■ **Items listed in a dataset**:

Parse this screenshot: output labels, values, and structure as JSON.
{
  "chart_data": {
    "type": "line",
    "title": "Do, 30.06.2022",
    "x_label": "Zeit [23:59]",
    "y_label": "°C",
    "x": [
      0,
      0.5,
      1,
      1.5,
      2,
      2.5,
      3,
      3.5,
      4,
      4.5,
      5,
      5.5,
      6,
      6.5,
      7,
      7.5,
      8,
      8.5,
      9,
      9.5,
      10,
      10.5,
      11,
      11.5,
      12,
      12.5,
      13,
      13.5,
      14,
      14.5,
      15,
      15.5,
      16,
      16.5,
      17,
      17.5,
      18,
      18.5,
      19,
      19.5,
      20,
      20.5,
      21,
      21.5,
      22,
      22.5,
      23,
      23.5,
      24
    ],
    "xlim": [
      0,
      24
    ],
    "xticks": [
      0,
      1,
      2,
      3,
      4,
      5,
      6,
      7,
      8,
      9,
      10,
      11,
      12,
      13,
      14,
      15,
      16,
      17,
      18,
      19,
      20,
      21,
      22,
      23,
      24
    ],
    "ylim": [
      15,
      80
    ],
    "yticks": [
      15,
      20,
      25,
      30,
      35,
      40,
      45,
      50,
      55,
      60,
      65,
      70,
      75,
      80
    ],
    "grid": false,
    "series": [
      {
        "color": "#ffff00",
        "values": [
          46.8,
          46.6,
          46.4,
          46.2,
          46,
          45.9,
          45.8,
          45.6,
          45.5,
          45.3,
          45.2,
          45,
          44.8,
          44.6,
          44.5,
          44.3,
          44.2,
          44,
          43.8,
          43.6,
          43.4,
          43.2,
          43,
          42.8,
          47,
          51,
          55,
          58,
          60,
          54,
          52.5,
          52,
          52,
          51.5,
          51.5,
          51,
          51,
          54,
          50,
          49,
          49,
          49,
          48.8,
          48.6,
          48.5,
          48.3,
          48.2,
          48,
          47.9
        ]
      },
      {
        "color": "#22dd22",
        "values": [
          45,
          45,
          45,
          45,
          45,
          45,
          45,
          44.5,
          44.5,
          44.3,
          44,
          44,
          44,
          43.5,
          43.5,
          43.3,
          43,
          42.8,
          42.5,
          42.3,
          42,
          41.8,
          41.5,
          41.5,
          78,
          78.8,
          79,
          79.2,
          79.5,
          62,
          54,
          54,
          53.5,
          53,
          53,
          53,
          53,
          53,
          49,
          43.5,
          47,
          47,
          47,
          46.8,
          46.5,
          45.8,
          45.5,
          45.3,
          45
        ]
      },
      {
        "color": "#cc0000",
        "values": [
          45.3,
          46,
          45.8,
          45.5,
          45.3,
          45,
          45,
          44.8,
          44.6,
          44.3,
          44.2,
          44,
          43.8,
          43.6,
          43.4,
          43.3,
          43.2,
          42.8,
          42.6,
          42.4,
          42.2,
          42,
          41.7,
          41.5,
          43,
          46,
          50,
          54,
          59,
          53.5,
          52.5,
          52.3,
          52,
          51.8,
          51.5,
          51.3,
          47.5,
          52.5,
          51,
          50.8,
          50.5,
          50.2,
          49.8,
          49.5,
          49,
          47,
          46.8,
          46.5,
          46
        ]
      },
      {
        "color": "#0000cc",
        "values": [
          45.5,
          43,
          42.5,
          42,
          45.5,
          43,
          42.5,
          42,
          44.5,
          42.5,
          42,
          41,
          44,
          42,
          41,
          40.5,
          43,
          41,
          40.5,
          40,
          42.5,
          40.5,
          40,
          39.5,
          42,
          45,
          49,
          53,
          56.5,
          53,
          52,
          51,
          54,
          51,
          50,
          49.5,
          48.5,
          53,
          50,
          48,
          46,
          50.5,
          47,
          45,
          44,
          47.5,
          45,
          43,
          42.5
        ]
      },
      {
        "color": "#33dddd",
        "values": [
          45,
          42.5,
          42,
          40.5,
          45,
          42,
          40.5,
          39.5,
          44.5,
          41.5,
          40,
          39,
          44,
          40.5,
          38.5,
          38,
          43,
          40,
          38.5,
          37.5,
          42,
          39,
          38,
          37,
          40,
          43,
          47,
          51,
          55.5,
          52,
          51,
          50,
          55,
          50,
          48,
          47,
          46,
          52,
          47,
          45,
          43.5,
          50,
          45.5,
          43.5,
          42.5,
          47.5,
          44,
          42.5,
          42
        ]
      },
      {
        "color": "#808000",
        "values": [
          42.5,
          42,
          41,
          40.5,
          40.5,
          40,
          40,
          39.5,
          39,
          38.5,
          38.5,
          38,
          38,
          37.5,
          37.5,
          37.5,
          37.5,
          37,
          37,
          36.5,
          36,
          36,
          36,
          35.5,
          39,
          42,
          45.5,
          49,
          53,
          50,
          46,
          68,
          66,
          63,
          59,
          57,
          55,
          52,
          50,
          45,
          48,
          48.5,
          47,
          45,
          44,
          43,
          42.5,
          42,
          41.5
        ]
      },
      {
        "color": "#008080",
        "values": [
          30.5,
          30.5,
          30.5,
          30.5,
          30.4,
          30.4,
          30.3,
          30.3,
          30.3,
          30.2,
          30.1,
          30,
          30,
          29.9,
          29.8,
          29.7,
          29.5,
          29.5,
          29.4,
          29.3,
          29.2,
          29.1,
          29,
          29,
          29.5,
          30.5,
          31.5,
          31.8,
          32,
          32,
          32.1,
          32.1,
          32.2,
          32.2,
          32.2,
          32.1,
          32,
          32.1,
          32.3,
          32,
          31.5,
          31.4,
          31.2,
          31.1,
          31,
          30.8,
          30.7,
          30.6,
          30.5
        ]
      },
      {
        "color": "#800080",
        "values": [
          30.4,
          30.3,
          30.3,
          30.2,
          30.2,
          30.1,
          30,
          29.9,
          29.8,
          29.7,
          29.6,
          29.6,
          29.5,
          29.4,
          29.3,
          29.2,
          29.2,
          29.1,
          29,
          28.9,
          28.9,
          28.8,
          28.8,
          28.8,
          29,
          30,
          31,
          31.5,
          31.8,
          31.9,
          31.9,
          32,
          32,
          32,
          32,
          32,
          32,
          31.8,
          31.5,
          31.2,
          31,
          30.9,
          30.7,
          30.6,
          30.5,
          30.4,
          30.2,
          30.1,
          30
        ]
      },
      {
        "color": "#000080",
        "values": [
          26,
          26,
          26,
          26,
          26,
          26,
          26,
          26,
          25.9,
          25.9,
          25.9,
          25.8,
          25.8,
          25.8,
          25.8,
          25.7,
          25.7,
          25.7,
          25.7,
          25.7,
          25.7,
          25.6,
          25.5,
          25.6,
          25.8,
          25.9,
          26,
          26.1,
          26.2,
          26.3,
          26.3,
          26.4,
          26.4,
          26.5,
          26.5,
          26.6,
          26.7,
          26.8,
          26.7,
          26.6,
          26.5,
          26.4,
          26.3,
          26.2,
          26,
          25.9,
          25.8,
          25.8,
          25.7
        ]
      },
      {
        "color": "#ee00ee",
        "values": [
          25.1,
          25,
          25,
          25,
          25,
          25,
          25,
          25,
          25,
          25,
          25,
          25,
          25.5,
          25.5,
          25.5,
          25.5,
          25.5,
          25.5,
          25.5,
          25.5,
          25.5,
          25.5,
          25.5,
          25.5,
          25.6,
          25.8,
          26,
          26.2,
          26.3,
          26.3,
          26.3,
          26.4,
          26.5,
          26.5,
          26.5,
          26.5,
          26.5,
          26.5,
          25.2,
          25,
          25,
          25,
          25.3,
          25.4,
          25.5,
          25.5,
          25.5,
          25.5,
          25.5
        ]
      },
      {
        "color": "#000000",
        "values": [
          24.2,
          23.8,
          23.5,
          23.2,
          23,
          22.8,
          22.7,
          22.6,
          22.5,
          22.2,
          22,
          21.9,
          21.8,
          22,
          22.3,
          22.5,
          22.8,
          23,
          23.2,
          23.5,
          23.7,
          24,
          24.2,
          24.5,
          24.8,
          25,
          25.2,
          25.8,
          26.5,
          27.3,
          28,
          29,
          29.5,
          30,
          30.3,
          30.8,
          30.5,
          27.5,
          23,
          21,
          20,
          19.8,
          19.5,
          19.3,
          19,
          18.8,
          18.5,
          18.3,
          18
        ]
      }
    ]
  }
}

■ **DIRECTIVE**:
Give only the number of lines in the entries that contain "color".

■ **RESPONSE FOR THIS EXERCISE**:
11